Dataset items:
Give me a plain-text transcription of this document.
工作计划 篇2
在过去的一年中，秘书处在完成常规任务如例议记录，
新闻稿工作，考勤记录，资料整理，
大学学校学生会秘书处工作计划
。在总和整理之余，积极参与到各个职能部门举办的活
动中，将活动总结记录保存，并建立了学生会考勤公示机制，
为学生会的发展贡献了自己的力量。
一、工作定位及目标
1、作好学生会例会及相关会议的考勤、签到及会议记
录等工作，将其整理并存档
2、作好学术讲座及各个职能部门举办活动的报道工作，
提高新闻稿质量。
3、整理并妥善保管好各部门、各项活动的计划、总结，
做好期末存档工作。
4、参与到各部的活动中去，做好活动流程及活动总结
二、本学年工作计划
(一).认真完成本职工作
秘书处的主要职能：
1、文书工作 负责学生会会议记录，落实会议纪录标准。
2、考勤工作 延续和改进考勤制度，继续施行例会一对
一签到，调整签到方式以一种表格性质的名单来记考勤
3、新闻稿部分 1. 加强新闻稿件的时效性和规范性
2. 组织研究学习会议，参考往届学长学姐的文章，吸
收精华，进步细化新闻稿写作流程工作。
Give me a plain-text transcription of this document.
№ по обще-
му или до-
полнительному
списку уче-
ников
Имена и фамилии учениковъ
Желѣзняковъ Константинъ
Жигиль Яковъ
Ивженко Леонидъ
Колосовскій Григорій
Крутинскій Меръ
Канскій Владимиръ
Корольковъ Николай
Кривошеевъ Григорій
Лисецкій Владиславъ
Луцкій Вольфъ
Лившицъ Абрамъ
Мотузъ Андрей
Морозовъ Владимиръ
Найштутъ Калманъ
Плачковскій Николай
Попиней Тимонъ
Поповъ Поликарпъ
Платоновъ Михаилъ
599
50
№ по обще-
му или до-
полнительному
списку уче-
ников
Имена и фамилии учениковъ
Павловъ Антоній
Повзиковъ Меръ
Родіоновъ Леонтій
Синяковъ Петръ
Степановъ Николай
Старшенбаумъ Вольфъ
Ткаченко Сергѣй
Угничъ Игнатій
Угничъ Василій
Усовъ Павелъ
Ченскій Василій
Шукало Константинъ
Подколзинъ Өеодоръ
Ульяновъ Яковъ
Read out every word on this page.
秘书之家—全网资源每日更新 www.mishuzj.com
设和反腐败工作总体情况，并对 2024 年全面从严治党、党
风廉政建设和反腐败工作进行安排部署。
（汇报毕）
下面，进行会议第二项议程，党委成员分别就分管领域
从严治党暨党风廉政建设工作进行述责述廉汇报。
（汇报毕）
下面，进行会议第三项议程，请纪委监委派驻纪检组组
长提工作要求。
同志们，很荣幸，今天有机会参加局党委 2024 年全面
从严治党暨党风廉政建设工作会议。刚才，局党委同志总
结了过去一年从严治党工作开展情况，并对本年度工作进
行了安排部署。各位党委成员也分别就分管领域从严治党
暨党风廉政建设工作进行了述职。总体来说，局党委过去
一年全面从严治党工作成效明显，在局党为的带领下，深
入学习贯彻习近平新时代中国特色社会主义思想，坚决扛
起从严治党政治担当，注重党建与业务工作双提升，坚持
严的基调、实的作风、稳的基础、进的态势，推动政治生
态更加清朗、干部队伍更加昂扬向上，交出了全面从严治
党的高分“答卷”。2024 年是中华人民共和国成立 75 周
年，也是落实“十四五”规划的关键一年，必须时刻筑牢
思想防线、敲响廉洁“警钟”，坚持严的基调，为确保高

*WRITTEN INSTRUCTION:* Every record above needs to be repeated word for word.

*ANSWER IN FULL:*
Give me a plain-text transcription of this document.
工作计划 篇2
在过去的一年中，秘书处在完成常规任务如例议记录，
新闻稿工作，考勤记录，资料整理，
大学学校学生会秘书处工作计划
。在总和整理之余，积极参与到各个职能部门举办的活
动中，将活动总结记录保存，并建立了学生会考勤公示机制，
为学生会的发展贡献了自己的力量。
一、工作定位及目标
1、作好学生会例会及相关会议的考勤、签到及会议记
录等工作，将其整理并存档
2、作好学术讲座及各个职能部门举办活动的报道工作，
提高新闻稿质量。
3、整理并妥善保管好各部门、各项活动的计划、总结，
做好期末存档工作。
4、参与到各部的活动中去，做好活动流程及活动总结
二、本学年工作计划
(一).认真完成本职工作
秘书处的主要职能：
1、文书工作 负责学生会会议记录，落实会议纪录标准。
2、考勤工作 延续和改进考勤制度，继续施行例会一对
一签到，调整签到方式以一种表格性质的名单来记考勤
3、新闻稿部分 1. 加强新闻稿件的时效性和规范性
2. 组织研究学习会议，参考往届学长学姐的文章，吸
收精华，进步细化新闻稿写作流程工作。
Give me a plain-text transcription of this document.
№ по обще-
му или до-
полнительному
списку уче-
ников
Имена и фамилии учениковъ
Желѣзняковъ Константинъ
Жигиль Яковъ
Ивженко Леонидъ
Колосовскій Григорій
Крутинскій Меръ
Канскій Владимиръ
Корольковъ Николай
Кривошеевъ Григорій
Лисецкій Владиславъ
Луцкій Вольфъ
Лившицъ Абрамъ
Мотузъ Андрей
Морозовъ Владимиръ
Найштутъ Калманъ
Плачковскій Николай
Попиней Тимонъ
Поповъ Поликарпъ
Платоновъ Михаилъ
599
50
№ по обще-
му или до-
полнительному
списку уче-
ников
Имена и фамилии учениковъ
Павловъ Антоній
Повзиковъ Меръ
Родіоновъ Леонтій
Синяковъ Петръ
Степановъ Николай
Старшенбаумъ Вольфъ
Ткаченко Сергѣй
Угничъ Игнатій
Угничъ Василій
Усовъ Павелъ
Ченскій Василій
Шукало Константинъ
Подколзинъ Өеодоръ
Ульяновъ Яковъ
Read out every word on this page.
秘书之家—全网资源每日更新 www.mishuzj.com
设和反腐败工作总体情况，并对 2024 年全面从严治党、党
风廉政建设和反腐败工作进行安排部署。
（汇报毕）
下面，进行会议第二项议程，党委成员分别就分管领域
从严治党暨党风廉政建设工作进行述责述廉汇报。
（汇报毕）
下面，进行会议第三项议程，请纪委监委派驻纪检组组
长提工作要求。
同志们，很荣幸，今天有机会参加局党委 2024 年全面
从严治党暨党风廉政建设工作会议。刚才，局党委同志总
结了过去一年从严治党工作开展情况，并对本年度工作进
行了安排部署。各位党委成员也分别就分管领域从严治党
暨党风廉政建设工作进行了述职。总体来说，局党委过去
一年全面从严治党工作成效明显，在局党为的带领下，深
入学习贯彻习近平新时代中国特色社会主义思想，坚决扛
起从严治党政治担当，注重党建与业务工作双提升，坚持
严的基调、实的作风、稳的基础、进的态势，推动政治生
态更加清朗、干部队伍更加昂扬向上，交出了全面从严治
党的高分“答卷”。2024 年是中华人民共和国成立 75 周
年，也是落实“十四五”规划的关键一年，必须时刻筑牢
思想防线、敲响廉洁“警钟”，坚持严的基调，为确保高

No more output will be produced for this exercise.